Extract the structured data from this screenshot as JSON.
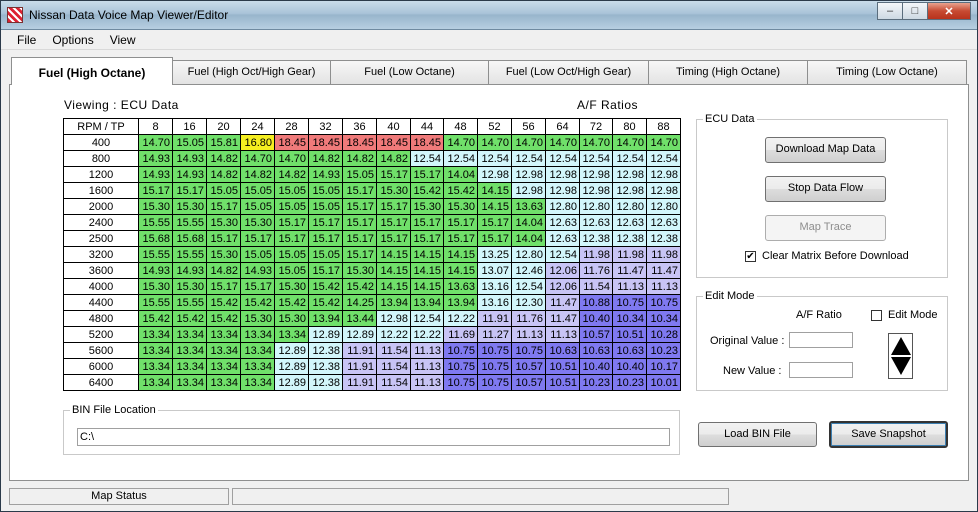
{
  "window": {
    "title": "Nissan Data Voice Map Viewer/Editor",
    "minimize": "‒",
    "maximize": "□",
    "close": "✕"
  },
  "menu": [
    "File",
    "Options",
    "View"
  ],
  "tabs": [
    "Fuel (High Octane)",
    "Fuel (High Oct/High Gear)",
    "Fuel (Low Octane)",
    "Fuel (Low Oct/High Gear)",
    "Timing (High Octane)",
    "Timing (Low Octane)"
  ],
  "active_tab": 0,
  "viewing_label": "Viewing : ECU Data",
  "table_title": "A/F Ratios",
  "map": {
    "corner_label": "RPM / TP",
    "tp": [
      "8",
      "16",
      "20",
      "24",
      "28",
      "32",
      "36",
      "40",
      "44",
      "48",
      "52",
      "56",
      "64",
      "72",
      "80",
      "88"
    ],
    "rows": [
      {
        "rpm": "400",
        "values": [
          "14.70",
          "15.05",
          "15.81",
          "16.80",
          "18.45",
          "18.45",
          "18.45",
          "18.45",
          "18.45",
          "14.70",
          "14.70",
          "14.70",
          "14.70",
          "14.70",
          "14.70",
          "14.70"
        ]
      },
      {
        "rpm": "800",
        "values": [
          "14.93",
          "14.93",
          "14.82",
          "14.70",
          "14.70",
          "14.82",
          "14.82",
          "14.82",
          "12.54",
          "12.54",
          "12.54",
          "12.54",
          "12.54",
          "12.54",
          "12.54",
          "12.54"
        ]
      },
      {
        "rpm": "1200",
        "values": [
          "14.93",
          "14.93",
          "14.82",
          "14.82",
          "14.82",
          "14.93",
          "15.05",
          "15.17",
          "15.17",
          "14.04",
          "12.98",
          "12.98",
          "12.98",
          "12.98",
          "12.98",
          "12.98"
        ]
      },
      {
        "rpm": "1600",
        "values": [
          "15.17",
          "15.17",
          "15.05",
          "15.05",
          "15.05",
          "15.05",
          "15.17",
          "15.30",
          "15.42",
          "15.42",
          "14.15",
          "12.98",
          "12.98",
          "12.98",
          "12.98",
          "12.98"
        ]
      },
      {
        "rpm": "2000",
        "values": [
          "15.30",
          "15.30",
          "15.17",
          "15.05",
          "15.05",
          "15.05",
          "15.17",
          "15.17",
          "15.30",
          "15.30",
          "14.15",
          "13.63",
          "12.80",
          "12.80",
          "12.80",
          "12.80"
        ]
      },
      {
        "rpm": "2400",
        "values": [
          "15.55",
          "15.55",
          "15.30",
          "15.30",
          "15.17",
          "15.17",
          "15.17",
          "15.17",
          "15.17",
          "15.17",
          "15.17",
          "14.04",
          "12.63",
          "12.63",
          "12.63",
          "12.63"
        ]
      },
      {
        "rpm": "2500",
        "values": [
          "15.68",
          "15.68",
          "15.17",
          "15.17",
          "15.17",
          "15.17",
          "15.17",
          "15.17",
          "15.17",
          "15.17",
          "15.17",
          "14.04",
          "12.63",
          "12.38",
          "12.38",
          "12.38"
        ]
      },
      {
        "rpm": "3200",
        "values": [
          "15.55",
          "15.55",
          "15.30",
          "15.05",
          "15.05",
          "15.05",
          "15.17",
          "14.15",
          "14.15",
          "14.15",
          "13.25",
          "12.80",
          "12.54",
          "11.98",
          "11.98",
          "11.98"
        ]
      },
      {
        "rpm": "3600",
        "values": [
          "14.93",
          "14.93",
          "14.82",
          "14.93",
          "15.05",
          "15.17",
          "15.30",
          "14.15",
          "14.15",
          "14.15",
          "13.07",
          "12.46",
          "12.06",
          "11.76",
          "11.47",
          "11.47"
        ]
      },
      {
        "rpm": "4000",
        "values": [
          "15.30",
          "15.30",
          "15.17",
          "15.17",
          "15.30",
          "15.42",
          "15.42",
          "14.15",
          "14.15",
          "13.63",
          "13.16",
          "12.54",
          "12.06",
          "11.54",
          "11.13",
          "11.13"
        ]
      },
      {
        "rpm": "4400",
        "values": [
          "15.55",
          "15.55",
          "15.42",
          "15.42",
          "15.42",
          "15.42",
          "14.25",
          "13.94",
          "13.94",
          "13.94",
          "13.16",
          "12.30",
          "11.47",
          "10.88",
          "10.75",
          "10.75"
        ]
      },
      {
        "rpm": "4800",
        "values": [
          "15.42",
          "15.42",
          "15.42",
          "15.30",
          "15.30",
          "13.94",
          "13.44",
          "12.98",
          "12.54",
          "12.22",
          "11.91",
          "11.76",
          "11.47",
          "10.40",
          "10.34",
          "10.34"
        ]
      },
      {
        "rpm": "5200",
        "values": [
          "13.34",
          "13.34",
          "13.34",
          "13.34",
          "13.34",
          "12.89",
          "12.89",
          "12.22",
          "12.22",
          "11.69",
          "11.27",
          "11.13",
          "11.13",
          "10.57",
          "10.51",
          "10.28"
        ]
      },
      {
        "rpm": "5600",
        "values": [
          "13.34",
          "13.34",
          "13.34",
          "13.34",
          "12.89",
          "12.38",
          "11.91",
          "11.54",
          "11.13",
          "10.75",
          "10.75",
          "10.75",
          "10.63",
          "10.63",
          "10.63",
          "10.23"
        ]
      },
      {
        "rpm": "6000",
        "values": [
          "13.34",
          "13.34",
          "13.34",
          "13.34",
          "12.89",
          "12.38",
          "11.91",
          "11.54",
          "11.13",
          "10.75",
          "10.75",
          "10.57",
          "10.51",
          "10.40",
          "10.40",
          "10.17"
        ]
      },
      {
        "rpm": "6400",
        "values": [
          "13.34",
          "13.34",
          "13.34",
          "13.34",
          "12.89",
          "12.38",
          "11.91",
          "11.54",
          "11.13",
          "10.75",
          "10.75",
          "10.57",
          "10.51",
          "10.23",
          "10.23",
          "10.01"
        ]
      }
    ]
  },
  "colors": {
    "green": "#70e06a",
    "light_blue": "#d2f6fb",
    "lavender": "#c8c4f5",
    "purple": "#7f79f0",
    "red": "#f07a7a",
    "yellow": "#f5ee20"
  },
  "ecu_data": {
    "title": "ECU Data",
    "download_button": "Download Map Data",
    "stop_button": "Stop Data Flow",
    "trace_button": "Map Trace",
    "clear_matrix_label": "Clear Matrix Before Download",
    "clear_matrix_checked": true
  },
  "edit_mode": {
    "title": "Edit Mode",
    "afr_label": "A/F Ratio",
    "edit_mode_label": "Edit Mode",
    "edit_mode_checked": false,
    "original_label": "Original Value :",
    "original_value": "",
    "new_label": "New Value :",
    "new_value": ""
  },
  "bin": {
    "title": "BIN File Location",
    "path": "C:\\",
    "load_button": "Load BIN File",
    "save_button": "Save Snapshot"
  },
  "status": {
    "map_status": "Map Status",
    "message": ""
  }
}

···

### Aim
Find the word "Download" in the data and copy out each line where it turns up.

### Full solution
    "download_button": "Download Map Data",
    "clear_matrix_label": "Clear Matrix Before Download",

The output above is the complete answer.